Short task: List all the lines in these records that hold "Customers".

Stored data

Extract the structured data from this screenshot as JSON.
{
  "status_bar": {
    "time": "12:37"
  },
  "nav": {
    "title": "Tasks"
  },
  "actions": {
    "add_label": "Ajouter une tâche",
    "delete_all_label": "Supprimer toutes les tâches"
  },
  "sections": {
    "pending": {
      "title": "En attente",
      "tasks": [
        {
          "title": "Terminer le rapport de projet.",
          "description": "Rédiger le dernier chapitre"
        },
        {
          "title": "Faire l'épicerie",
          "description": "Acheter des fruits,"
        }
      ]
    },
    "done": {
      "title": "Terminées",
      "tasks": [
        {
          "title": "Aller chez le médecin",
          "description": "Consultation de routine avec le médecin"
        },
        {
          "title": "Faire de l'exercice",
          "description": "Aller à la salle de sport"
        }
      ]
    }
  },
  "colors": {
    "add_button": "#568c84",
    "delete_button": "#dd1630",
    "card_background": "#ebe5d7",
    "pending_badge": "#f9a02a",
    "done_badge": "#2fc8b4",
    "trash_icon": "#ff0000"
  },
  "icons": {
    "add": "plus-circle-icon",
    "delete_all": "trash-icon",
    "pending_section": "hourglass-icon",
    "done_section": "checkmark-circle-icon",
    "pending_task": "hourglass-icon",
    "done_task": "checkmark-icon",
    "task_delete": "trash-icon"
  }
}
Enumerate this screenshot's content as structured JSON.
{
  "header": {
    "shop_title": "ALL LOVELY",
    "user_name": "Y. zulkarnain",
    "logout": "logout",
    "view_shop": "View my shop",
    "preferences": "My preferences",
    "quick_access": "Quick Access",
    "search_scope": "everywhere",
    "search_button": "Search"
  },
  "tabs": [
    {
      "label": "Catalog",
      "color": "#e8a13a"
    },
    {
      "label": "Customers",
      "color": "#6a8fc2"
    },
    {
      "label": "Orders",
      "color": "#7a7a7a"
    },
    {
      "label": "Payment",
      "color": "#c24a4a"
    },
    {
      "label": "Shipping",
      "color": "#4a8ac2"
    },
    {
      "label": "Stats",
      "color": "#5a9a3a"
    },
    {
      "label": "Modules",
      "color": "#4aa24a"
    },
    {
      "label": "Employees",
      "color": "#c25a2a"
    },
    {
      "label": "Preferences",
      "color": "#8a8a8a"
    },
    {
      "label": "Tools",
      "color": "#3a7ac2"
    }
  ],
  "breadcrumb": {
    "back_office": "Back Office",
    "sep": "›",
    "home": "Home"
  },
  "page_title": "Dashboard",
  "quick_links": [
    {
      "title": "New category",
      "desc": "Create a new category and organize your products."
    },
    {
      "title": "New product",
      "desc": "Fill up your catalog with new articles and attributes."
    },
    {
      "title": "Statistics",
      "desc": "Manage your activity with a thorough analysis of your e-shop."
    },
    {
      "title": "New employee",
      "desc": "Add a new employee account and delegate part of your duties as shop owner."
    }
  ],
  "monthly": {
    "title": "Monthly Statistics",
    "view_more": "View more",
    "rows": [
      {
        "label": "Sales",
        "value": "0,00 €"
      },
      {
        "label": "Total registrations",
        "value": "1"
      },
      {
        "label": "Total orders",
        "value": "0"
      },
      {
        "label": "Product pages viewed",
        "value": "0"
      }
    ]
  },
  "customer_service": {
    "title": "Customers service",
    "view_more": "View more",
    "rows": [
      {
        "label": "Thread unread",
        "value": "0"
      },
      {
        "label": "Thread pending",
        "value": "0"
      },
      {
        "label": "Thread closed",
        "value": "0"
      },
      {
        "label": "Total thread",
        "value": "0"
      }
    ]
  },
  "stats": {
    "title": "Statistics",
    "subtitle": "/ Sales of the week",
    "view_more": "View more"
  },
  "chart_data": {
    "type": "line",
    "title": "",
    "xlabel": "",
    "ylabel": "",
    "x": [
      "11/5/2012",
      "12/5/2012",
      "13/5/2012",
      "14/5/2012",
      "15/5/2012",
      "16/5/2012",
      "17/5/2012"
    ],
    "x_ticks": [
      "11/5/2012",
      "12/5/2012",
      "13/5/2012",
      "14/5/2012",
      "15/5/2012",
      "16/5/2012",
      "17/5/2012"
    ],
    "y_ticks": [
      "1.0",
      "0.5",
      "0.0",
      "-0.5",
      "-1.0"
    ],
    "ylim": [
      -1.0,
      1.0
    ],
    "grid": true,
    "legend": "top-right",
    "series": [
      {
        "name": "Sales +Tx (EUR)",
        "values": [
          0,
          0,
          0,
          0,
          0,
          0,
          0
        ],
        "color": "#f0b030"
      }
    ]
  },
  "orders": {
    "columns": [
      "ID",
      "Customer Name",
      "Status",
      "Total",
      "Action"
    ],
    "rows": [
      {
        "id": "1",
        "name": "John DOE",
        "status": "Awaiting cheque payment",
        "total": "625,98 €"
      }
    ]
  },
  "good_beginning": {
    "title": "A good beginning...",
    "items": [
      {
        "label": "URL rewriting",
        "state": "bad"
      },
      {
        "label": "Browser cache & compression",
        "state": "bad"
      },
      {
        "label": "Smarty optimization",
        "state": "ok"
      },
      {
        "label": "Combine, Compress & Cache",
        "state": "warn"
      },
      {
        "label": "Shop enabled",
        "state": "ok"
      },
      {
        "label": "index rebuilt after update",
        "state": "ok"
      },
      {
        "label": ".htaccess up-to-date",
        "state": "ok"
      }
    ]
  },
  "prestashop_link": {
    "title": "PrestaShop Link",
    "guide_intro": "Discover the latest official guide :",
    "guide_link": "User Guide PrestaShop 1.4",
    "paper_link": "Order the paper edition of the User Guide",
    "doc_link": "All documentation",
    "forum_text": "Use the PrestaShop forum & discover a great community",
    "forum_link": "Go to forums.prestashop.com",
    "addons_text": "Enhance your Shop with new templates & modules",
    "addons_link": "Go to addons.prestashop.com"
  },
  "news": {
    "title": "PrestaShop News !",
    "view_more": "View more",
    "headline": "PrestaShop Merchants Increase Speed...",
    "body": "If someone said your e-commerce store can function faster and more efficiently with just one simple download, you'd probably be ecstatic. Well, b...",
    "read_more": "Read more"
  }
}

Solution:
      "label": "Customers",
    "title": "Customers service",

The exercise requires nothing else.